> [Work to complete]: Find the lines of data that contain the string "sample", then list them.
═══ Stored rows
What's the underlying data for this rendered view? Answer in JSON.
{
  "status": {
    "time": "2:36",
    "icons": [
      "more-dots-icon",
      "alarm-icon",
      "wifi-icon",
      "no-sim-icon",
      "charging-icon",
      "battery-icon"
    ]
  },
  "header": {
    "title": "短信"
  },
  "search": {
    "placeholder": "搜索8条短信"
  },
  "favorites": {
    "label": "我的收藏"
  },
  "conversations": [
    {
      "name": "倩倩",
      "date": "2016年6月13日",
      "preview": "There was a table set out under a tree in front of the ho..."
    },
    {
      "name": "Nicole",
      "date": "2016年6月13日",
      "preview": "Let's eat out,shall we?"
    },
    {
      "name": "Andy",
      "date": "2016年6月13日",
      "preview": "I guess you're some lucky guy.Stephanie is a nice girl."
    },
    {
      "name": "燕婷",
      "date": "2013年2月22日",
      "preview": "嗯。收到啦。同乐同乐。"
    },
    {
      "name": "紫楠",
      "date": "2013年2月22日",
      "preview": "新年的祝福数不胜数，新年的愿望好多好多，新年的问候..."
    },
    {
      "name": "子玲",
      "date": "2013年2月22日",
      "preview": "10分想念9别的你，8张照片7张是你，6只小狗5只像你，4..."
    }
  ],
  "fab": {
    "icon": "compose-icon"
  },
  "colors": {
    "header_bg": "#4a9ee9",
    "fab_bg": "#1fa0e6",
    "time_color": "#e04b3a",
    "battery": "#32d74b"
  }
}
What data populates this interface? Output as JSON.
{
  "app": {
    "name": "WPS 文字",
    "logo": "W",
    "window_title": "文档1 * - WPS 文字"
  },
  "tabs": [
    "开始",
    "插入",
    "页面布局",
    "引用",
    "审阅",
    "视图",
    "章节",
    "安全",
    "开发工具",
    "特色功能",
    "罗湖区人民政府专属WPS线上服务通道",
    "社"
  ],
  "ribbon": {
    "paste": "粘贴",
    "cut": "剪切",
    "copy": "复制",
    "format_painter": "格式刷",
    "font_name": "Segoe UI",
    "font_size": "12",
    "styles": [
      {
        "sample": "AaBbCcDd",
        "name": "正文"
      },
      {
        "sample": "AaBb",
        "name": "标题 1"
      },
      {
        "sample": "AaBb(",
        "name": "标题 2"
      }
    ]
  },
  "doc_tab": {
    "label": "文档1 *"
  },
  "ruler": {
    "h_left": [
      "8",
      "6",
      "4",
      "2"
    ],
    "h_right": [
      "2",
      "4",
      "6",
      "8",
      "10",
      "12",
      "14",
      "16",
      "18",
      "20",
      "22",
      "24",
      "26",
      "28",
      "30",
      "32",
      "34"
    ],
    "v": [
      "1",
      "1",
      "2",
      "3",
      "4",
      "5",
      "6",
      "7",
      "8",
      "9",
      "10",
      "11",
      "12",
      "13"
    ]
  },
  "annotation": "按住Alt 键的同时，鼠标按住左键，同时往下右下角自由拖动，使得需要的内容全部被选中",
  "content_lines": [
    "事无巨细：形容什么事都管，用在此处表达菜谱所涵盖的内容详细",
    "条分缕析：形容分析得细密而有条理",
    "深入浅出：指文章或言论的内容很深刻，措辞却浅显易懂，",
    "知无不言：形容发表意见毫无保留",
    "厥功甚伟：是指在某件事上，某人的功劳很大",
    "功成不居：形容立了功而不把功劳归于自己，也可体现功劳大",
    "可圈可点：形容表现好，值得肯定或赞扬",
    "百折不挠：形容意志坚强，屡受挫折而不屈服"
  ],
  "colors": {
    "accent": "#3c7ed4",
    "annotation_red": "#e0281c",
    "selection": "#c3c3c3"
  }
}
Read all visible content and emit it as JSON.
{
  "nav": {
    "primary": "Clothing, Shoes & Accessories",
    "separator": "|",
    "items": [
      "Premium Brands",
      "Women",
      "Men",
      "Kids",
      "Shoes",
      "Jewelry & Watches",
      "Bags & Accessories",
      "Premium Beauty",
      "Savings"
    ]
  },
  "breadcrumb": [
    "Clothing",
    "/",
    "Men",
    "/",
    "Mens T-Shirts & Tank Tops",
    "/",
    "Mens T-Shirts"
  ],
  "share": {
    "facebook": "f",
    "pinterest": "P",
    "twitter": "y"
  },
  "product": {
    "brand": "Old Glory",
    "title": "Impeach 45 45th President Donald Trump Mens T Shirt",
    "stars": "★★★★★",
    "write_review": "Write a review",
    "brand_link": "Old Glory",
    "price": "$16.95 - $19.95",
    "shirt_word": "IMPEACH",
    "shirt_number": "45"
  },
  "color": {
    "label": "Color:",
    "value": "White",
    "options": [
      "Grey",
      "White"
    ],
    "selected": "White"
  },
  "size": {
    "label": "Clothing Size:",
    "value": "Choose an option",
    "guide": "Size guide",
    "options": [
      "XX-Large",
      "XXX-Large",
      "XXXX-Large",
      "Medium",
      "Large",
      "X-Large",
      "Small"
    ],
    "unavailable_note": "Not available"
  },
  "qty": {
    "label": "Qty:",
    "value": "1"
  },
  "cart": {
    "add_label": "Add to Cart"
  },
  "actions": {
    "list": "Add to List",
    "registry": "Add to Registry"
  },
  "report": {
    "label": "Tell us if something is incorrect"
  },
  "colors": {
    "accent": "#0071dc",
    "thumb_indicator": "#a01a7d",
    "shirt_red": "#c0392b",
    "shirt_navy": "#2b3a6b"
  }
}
══════
> [Result]:
        "sample": "AaBbCcDd",
        "sample": "AaBb",
        "sample": "AaBb(",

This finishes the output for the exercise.